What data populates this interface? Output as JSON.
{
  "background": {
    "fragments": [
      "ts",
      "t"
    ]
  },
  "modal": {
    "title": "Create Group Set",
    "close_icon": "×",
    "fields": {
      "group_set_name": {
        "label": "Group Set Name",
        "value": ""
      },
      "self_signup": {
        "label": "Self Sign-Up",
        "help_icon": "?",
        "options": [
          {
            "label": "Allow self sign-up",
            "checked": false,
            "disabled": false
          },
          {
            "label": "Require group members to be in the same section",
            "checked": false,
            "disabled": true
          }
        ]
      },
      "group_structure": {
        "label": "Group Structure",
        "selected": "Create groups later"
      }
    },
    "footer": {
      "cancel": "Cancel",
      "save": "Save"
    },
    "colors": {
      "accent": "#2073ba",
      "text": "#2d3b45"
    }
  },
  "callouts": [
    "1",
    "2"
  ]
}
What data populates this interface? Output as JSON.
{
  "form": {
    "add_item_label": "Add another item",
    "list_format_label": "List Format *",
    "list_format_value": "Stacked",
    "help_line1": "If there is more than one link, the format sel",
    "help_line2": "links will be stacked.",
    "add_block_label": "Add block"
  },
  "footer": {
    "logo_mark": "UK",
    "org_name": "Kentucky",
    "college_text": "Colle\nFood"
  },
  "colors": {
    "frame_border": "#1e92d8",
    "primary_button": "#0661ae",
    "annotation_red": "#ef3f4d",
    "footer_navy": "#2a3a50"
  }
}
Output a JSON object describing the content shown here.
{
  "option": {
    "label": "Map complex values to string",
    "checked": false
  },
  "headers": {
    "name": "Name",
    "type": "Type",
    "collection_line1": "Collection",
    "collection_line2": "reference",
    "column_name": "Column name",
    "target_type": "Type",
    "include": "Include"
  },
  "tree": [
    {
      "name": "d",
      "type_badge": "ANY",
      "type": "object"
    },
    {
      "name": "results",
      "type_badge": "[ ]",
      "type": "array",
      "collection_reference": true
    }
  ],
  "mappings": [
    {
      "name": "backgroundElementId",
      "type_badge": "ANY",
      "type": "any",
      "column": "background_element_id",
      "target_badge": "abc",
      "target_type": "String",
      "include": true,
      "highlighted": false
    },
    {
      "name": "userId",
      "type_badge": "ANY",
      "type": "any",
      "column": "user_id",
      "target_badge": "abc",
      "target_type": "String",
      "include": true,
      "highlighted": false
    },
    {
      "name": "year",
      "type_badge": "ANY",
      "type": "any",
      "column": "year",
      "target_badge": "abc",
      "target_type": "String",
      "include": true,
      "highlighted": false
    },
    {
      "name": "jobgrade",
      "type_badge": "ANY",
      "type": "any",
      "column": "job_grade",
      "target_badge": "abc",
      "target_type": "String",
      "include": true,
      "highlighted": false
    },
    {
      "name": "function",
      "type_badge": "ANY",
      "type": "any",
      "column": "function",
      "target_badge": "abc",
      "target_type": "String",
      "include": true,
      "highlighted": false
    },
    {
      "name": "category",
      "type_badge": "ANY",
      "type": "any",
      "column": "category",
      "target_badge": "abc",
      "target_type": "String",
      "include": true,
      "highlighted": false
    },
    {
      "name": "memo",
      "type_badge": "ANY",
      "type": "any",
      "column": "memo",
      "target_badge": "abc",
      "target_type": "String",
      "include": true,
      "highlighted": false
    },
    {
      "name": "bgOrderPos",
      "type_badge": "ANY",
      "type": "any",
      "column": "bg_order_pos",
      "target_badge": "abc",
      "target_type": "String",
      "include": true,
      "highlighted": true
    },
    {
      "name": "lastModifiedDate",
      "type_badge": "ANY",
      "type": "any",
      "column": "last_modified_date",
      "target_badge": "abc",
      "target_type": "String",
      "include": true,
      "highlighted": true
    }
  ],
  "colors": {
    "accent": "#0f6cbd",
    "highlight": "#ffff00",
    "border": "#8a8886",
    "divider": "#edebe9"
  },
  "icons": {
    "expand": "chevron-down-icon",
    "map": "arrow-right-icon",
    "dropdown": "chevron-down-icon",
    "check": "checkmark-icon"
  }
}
::::
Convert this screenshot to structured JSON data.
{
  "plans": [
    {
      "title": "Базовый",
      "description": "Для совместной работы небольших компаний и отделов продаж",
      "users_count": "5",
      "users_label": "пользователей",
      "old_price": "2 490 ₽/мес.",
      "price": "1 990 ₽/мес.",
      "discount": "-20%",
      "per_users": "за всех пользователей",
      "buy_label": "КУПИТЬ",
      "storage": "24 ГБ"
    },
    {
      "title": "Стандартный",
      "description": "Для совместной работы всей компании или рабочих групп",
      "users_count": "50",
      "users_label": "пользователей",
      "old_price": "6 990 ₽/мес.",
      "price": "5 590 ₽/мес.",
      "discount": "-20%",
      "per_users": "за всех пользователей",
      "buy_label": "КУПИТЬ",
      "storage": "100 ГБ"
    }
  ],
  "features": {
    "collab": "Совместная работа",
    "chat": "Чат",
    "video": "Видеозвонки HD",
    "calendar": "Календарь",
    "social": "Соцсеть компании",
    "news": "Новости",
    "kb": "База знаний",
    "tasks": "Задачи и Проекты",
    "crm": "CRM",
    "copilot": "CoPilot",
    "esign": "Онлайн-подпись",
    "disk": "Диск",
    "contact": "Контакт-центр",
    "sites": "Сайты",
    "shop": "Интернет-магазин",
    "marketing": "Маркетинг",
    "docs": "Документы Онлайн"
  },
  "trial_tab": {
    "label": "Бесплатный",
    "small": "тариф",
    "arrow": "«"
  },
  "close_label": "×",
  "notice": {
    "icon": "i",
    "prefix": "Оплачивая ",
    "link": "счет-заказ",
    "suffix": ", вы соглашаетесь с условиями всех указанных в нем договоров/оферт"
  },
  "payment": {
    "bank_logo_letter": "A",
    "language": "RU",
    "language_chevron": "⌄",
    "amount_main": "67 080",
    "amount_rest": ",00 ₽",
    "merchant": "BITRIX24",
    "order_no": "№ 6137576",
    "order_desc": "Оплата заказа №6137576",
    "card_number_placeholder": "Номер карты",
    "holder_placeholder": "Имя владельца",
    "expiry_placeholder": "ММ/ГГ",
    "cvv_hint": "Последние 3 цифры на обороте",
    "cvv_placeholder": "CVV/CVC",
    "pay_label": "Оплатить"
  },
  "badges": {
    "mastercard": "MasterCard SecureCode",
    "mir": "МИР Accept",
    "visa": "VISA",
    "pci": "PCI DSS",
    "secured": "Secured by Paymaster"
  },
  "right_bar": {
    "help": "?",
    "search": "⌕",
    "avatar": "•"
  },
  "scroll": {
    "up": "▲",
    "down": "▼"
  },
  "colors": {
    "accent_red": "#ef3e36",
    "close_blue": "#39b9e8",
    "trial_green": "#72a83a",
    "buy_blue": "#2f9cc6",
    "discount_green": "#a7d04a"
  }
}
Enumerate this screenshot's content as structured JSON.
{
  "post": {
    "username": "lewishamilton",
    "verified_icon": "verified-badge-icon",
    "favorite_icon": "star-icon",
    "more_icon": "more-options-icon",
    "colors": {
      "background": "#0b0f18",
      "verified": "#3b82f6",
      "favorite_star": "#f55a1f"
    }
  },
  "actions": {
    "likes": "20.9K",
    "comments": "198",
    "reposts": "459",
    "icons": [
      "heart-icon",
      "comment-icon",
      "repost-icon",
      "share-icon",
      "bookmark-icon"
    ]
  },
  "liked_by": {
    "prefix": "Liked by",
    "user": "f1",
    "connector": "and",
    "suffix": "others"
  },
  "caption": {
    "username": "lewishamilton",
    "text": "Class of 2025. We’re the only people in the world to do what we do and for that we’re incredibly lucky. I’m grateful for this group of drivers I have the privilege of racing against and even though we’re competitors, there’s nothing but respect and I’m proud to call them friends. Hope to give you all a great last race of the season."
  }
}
::::
Take every line from the data that contains the word "работы".

      "description": "Для совместной работы небольших компаний и отделов продаж",
      "description": "Для совместной работы всей компании или рабочих групп",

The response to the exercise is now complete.